For the data that follows, report how many lines contain the word "Gate", and nothing else.

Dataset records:
┄┄┄┄┄┄┄┄┄┄

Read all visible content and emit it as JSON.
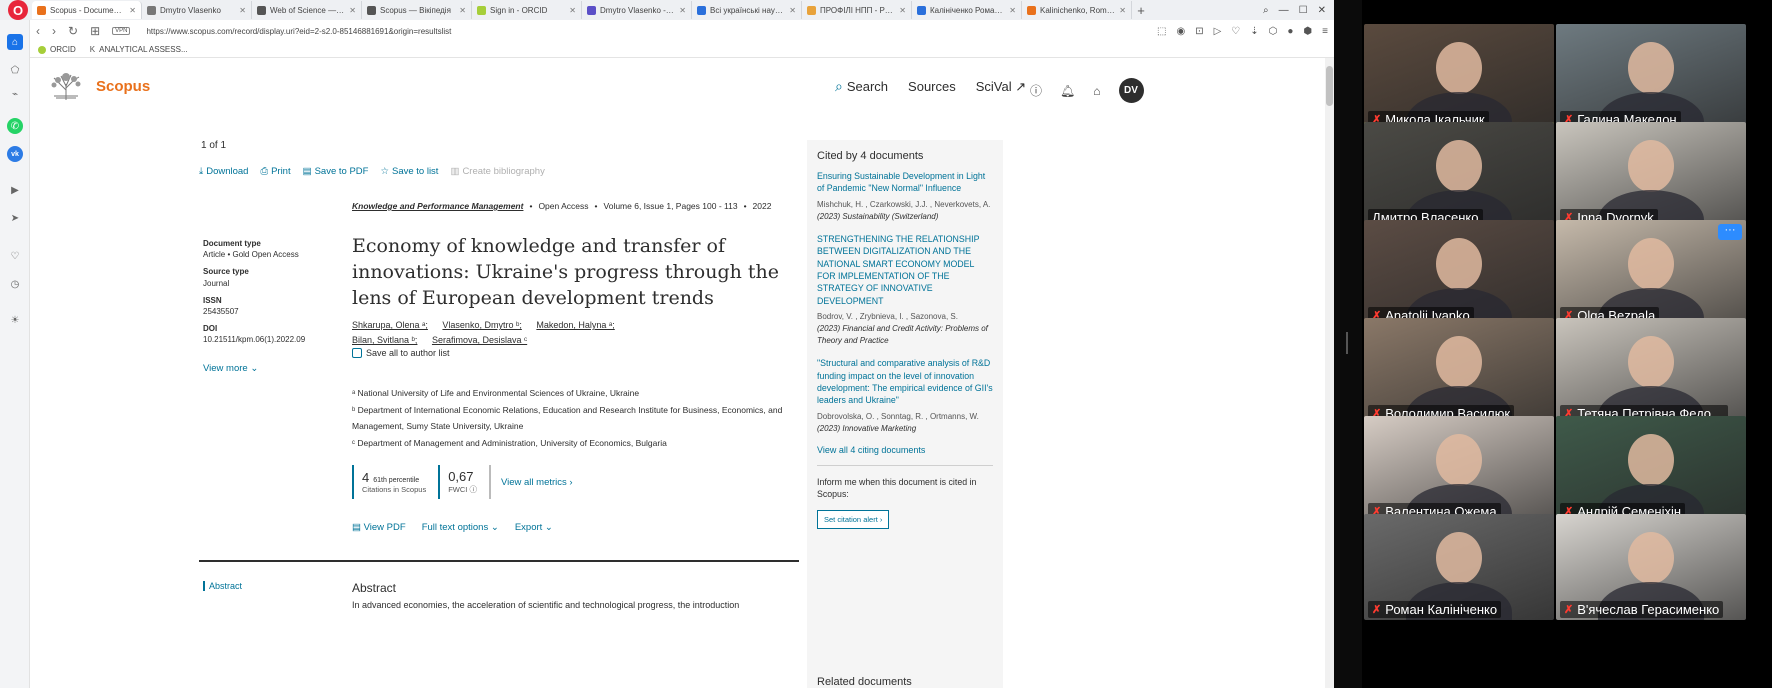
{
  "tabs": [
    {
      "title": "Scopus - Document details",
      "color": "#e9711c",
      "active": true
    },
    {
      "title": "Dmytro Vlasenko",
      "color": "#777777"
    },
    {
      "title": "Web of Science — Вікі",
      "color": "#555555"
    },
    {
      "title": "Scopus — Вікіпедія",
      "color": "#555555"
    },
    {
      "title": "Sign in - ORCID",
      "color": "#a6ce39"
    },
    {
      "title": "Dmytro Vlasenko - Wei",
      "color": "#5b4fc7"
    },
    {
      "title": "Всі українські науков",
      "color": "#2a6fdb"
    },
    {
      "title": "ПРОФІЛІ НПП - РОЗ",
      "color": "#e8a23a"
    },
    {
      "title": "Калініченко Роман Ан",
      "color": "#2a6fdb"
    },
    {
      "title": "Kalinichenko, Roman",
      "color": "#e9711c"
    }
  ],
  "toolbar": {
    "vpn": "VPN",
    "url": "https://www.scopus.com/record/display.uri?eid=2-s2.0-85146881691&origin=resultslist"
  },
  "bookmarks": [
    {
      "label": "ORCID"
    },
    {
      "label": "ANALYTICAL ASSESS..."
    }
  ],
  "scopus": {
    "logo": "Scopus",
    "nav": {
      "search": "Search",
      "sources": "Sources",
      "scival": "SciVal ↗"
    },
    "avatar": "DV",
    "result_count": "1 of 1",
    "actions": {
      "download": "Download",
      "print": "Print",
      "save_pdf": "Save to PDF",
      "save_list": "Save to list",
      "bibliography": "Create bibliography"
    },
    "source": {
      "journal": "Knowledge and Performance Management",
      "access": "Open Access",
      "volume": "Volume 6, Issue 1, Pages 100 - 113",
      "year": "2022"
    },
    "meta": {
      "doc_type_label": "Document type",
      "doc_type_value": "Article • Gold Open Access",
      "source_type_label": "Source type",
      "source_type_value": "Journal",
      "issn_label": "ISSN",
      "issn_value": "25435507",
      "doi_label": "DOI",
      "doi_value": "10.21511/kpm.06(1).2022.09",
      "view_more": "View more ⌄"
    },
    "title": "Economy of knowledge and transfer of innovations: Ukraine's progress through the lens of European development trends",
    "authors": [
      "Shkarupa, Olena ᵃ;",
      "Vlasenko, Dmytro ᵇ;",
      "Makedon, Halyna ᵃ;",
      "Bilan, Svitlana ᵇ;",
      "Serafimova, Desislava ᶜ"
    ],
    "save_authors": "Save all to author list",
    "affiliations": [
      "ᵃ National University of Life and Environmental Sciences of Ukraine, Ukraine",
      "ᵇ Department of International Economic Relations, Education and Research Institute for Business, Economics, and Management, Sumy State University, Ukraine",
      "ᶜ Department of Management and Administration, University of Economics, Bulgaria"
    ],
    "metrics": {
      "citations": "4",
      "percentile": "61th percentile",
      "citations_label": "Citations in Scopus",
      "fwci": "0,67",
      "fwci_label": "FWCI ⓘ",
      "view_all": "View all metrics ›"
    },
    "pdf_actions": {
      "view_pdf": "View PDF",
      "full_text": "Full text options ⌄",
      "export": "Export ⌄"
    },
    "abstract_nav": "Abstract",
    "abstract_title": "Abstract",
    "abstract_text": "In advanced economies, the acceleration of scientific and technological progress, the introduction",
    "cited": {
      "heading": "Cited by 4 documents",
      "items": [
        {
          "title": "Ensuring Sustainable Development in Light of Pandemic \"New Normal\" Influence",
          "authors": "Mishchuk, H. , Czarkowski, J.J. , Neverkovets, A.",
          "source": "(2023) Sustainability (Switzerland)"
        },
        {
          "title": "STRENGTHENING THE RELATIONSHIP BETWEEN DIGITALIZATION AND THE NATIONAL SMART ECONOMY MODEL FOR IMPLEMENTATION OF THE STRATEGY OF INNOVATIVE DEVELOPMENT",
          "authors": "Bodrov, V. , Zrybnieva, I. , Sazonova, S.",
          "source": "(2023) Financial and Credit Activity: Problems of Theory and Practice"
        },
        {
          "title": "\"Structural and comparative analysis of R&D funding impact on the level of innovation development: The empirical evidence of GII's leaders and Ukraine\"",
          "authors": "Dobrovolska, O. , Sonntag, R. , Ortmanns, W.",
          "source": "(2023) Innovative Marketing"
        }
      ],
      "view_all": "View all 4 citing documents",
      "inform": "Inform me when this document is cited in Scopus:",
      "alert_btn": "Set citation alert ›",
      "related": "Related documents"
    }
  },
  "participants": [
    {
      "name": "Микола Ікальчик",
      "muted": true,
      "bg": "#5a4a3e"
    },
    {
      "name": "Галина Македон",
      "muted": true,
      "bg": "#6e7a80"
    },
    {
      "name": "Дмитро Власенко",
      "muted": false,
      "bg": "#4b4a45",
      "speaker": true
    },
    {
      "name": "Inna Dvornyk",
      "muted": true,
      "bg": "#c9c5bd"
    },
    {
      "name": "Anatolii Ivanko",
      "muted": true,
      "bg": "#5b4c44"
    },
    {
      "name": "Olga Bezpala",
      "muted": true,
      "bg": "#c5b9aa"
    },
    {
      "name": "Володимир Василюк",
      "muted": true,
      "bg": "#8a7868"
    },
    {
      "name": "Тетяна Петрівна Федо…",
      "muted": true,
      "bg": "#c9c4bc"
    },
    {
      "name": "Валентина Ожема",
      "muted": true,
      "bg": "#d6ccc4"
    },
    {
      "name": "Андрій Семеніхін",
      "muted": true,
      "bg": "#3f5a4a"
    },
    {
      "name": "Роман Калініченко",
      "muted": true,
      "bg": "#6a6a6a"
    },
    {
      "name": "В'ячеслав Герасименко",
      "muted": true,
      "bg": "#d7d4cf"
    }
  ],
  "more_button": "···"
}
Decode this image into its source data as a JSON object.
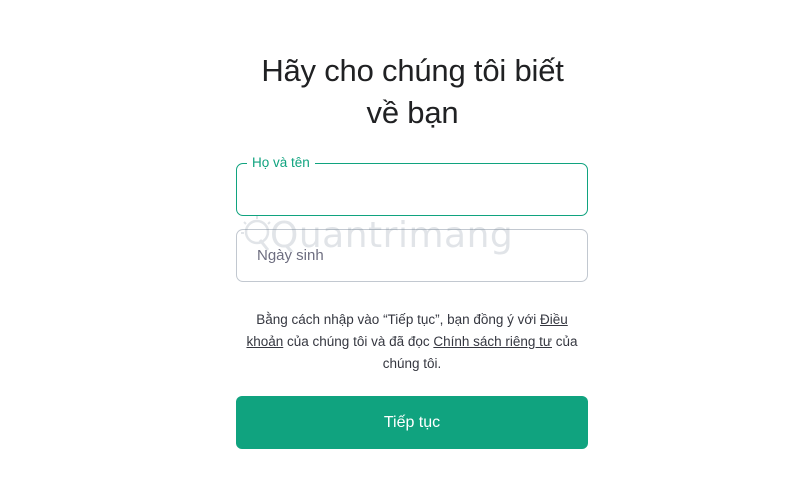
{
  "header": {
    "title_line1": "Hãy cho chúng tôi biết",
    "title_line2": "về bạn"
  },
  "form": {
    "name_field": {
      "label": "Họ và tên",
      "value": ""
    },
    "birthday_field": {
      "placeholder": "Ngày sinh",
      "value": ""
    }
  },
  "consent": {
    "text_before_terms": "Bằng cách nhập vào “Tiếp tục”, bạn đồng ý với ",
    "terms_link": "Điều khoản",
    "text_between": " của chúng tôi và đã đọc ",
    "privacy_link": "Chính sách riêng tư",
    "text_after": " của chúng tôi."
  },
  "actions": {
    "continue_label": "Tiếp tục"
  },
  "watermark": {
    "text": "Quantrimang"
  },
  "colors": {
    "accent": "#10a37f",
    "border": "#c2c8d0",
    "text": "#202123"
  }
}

┄┄┄┄┄┄┄┄┄┄

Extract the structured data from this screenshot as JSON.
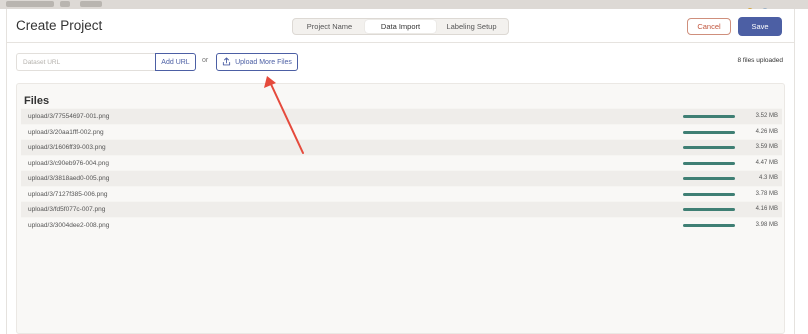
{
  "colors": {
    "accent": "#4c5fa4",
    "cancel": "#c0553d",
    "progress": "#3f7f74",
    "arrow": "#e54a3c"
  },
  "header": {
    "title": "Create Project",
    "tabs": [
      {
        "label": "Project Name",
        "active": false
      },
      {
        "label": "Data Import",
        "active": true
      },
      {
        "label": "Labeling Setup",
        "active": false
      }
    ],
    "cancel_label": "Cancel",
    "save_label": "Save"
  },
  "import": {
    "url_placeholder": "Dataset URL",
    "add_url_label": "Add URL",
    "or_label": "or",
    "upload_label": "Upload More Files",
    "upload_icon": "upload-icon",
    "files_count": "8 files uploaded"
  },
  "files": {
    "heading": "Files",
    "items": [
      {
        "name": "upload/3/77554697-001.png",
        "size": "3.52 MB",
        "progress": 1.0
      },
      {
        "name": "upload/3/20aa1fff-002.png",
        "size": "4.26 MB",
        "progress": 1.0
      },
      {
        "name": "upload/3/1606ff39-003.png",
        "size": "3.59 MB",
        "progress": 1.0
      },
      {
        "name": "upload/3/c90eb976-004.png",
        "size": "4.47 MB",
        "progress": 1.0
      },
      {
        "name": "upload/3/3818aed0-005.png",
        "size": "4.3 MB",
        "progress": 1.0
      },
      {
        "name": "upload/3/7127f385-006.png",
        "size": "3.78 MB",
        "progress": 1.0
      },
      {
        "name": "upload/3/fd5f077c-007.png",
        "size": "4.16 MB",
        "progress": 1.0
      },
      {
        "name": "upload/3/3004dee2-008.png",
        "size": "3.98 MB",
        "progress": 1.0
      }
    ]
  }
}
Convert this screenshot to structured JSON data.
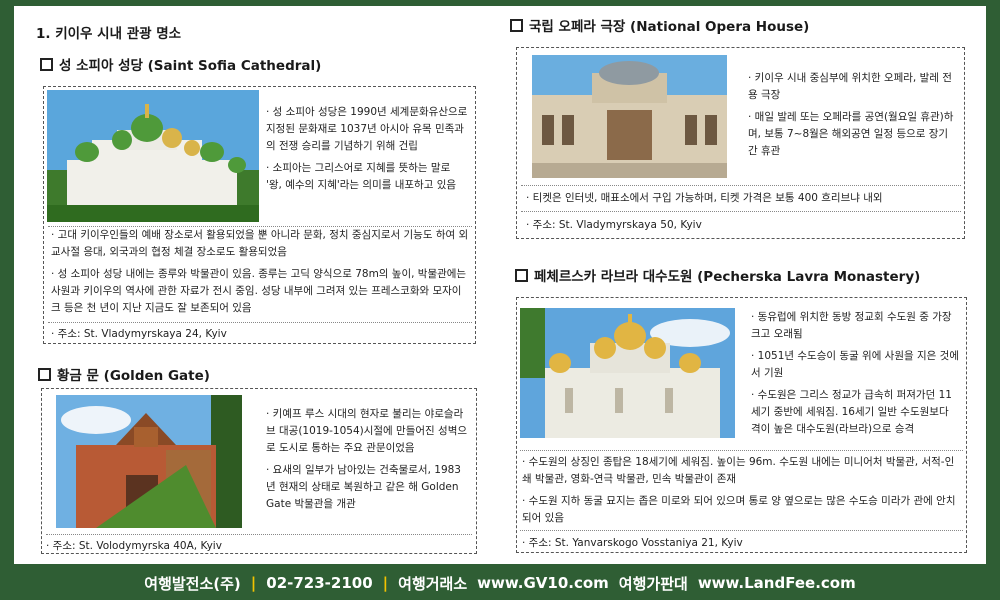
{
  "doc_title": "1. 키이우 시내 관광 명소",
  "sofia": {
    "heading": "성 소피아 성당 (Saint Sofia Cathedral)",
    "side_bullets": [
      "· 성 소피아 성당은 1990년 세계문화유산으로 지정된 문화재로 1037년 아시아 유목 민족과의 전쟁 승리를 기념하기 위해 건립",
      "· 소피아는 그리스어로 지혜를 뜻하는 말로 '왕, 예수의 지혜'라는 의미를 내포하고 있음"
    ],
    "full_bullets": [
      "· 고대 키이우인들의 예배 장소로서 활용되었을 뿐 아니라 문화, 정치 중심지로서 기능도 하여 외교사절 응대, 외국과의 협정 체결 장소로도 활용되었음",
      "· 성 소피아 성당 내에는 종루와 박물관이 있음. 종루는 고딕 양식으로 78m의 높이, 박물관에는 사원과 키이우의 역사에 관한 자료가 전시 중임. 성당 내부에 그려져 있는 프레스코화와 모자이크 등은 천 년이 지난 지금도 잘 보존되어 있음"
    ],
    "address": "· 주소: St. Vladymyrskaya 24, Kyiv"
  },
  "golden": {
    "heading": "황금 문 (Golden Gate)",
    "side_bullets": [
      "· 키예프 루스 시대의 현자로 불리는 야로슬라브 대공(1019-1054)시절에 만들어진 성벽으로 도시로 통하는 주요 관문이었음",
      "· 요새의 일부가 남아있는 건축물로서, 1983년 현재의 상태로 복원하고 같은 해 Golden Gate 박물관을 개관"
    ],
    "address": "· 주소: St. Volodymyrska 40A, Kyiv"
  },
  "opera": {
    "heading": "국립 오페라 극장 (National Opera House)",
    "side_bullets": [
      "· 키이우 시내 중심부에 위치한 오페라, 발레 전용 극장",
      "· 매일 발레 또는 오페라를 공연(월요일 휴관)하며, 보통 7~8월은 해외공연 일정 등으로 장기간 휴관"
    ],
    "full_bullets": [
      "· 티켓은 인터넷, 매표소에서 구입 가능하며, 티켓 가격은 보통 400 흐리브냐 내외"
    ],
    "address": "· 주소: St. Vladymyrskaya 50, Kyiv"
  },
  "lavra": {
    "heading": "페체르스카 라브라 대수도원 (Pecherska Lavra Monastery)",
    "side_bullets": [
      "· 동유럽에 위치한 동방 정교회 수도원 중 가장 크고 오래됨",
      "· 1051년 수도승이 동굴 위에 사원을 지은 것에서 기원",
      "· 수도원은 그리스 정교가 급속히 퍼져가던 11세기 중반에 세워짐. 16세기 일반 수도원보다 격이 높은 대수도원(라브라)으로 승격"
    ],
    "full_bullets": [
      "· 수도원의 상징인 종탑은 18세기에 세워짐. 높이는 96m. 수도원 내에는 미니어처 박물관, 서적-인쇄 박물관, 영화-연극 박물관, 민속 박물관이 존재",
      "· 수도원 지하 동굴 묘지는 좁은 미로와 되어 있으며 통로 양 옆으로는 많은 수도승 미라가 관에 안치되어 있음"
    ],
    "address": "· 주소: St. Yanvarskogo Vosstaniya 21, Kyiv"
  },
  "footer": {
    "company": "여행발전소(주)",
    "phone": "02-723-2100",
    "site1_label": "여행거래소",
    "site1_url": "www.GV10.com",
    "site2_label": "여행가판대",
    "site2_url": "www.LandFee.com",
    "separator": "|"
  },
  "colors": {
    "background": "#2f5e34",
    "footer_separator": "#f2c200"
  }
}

┄┄┄┄┄┄┄┄┄┄

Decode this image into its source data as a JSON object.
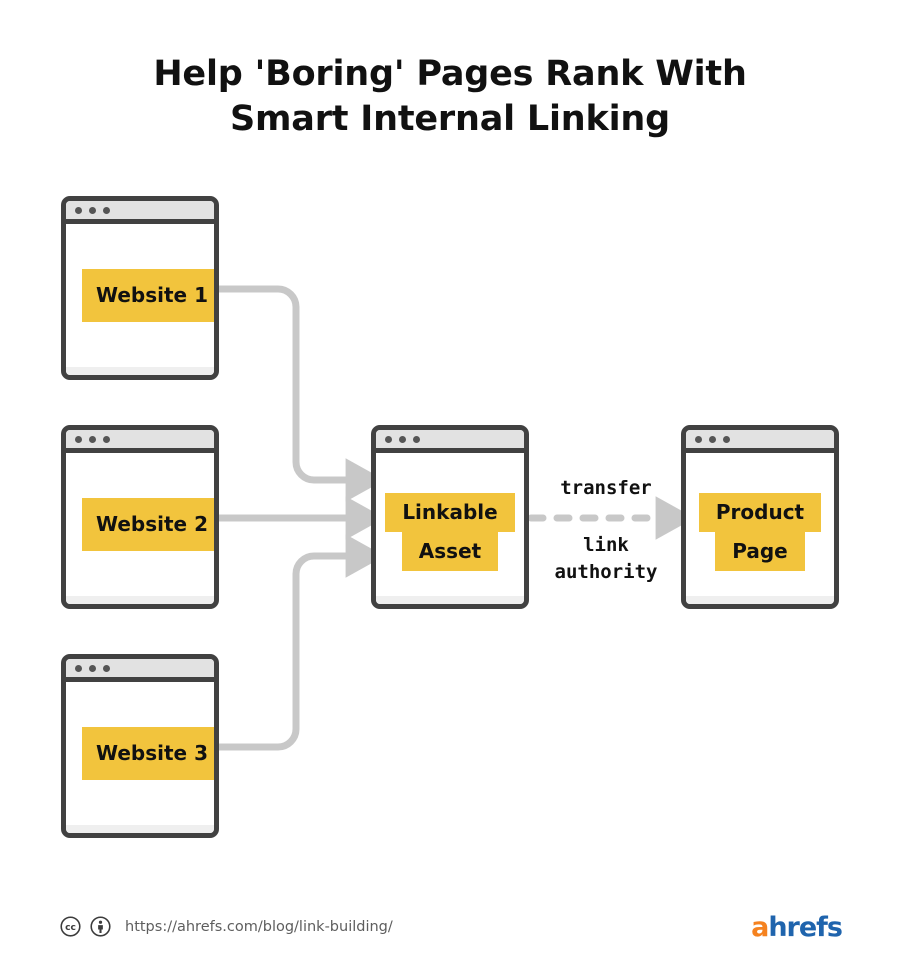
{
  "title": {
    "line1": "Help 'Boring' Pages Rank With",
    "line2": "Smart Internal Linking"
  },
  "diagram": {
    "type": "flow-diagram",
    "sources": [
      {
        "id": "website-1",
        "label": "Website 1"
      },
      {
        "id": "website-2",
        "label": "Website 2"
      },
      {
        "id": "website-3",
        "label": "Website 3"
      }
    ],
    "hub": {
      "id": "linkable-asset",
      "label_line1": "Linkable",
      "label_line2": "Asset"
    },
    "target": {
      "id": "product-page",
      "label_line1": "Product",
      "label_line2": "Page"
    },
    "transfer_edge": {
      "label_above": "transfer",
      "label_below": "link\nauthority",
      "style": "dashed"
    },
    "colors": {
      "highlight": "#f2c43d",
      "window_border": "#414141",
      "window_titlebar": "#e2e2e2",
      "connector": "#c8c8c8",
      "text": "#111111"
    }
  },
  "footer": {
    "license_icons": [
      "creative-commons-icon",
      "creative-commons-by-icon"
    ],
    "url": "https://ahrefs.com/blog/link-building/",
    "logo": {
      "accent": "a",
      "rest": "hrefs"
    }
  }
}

┄┄┄┄┄┄┄┄┄┄

SOLUTION FOR THIS TASK: 2